### Written problem:
Without the pictures, copy all the entries below exactly.

Records from a data source
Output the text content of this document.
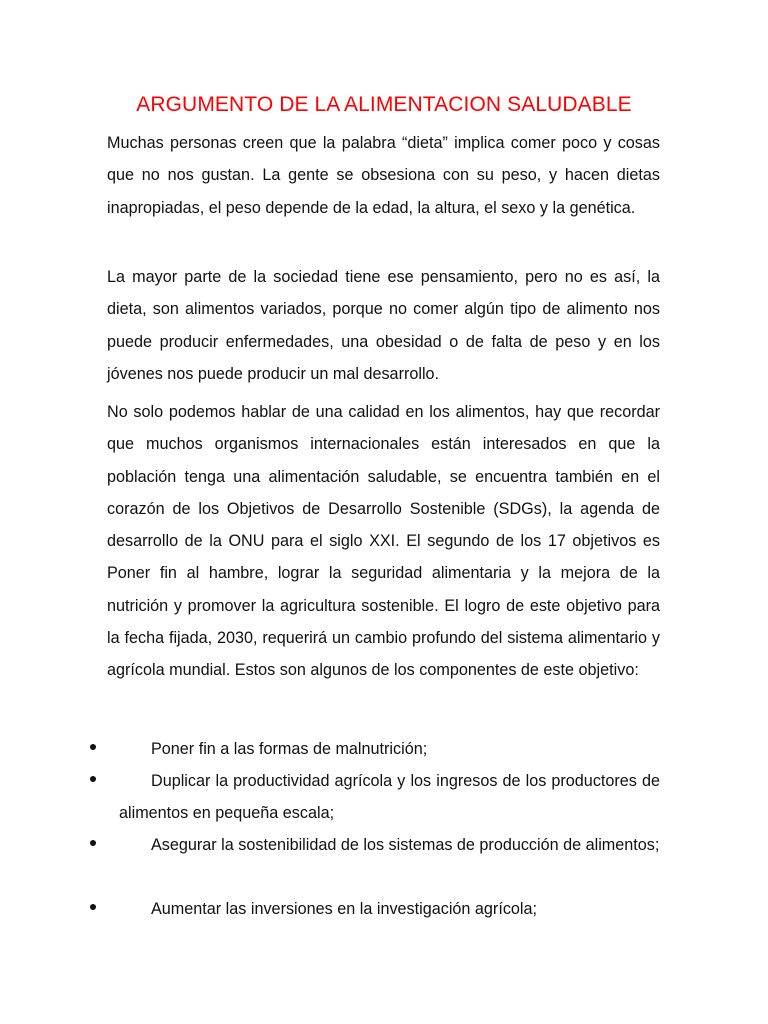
ARGUMENTO DE LA ALIMENTACION SALUDABLE

Muchas personas creen que la palabra “dieta” implica comer poco y cosas que no nos gustan. La gente se obsesiona con su peso, y hacen dietas inapropiadas, el peso depende de la edad, la altura, el sexo y la genética.

La mayor parte de la sociedad tiene ese pensamiento, pero no es así, la dieta, son alimentos variados, porque no comer algún tipo de alimento nos puede producir enfermedades, una obesidad o de falta de peso y en los jóvenes nos puede producir un mal desarrollo.

No solo podemos hablar de una calidad en los alimentos, hay que recordar que muchos organismos internacionales están interesados en que la población tenga una alimentación saludable, se encuentra también en el corazón de los Objetivos de Desarrollo Sostenible (SDGs), la agenda de desarrollo de la ONU para el siglo XXI. El segundo de los 17 objetivos es Poner fin al hambre, lograr la seguridad alimentaria y la mejora de la nutrición y promover la agricultura sostenible. El logro de este objetivo para la fecha fijada, 2030, requerirá un cambio profundo del sistema alimentario y agrícola mundial. Estos son algunos de los componentes de este objetivo:

Poner fin a las formas de malnutrición;

Duplicar la productividad agrícola y los ingresos de los productores de alimentos en pequeña escala;

Asegurar la sostenibilidad de los sistemas de producción de alimentos;

Aumentar las inversiones en la investigación agrícola;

### Finished answer:
Output the text content of this document.
ARGUMENTO DE LA ALIMENTACION SALUDABLE

Muchas personas creen que la palabra “dieta” implica comer poco y cosas que no nos gustan. La gente se obsesiona con su peso, y hacen dietas inapropiadas, el peso depende de la edad, la altura, el sexo y la genética.

La mayor parte de la sociedad tiene ese pensamiento, pero no es así, la dieta, son alimentos variados, porque no comer algún tipo de alimento nos puede producir enfermedades, una obesidad o de falta de peso y en los jóvenes nos puede producir un mal desarrollo.

No solo podemos hablar de una calidad en los alimentos, hay que recordar que muchos organismos internacionales están interesados en que la población tenga una alimentación saludable, se encuentra también en el corazón de los Objetivos de Desarrollo Sostenible (SDGs), la agenda de desarrollo de la ONU para el siglo XXI. El segundo de los 17 objetivos es Poner fin al hambre, lograr la seguridad alimentaria y la mejora de la nutrición y promover la agricultura sostenible. El logro de este objetivo para la fecha fijada, 2030, requerirá un cambio profundo del sistema alimentario y agrícola mundial. Estos son algunos de los componentes de este objetivo:

Poner fin a las formas de malnutrición;

Duplicar la productividad agrícola y los ingresos de los productores de alimentos en pequeña escala;

Asegurar la sostenibilidad de los sistemas de producción de alimentos;

Aumentar las inversiones en la investigación agrícola;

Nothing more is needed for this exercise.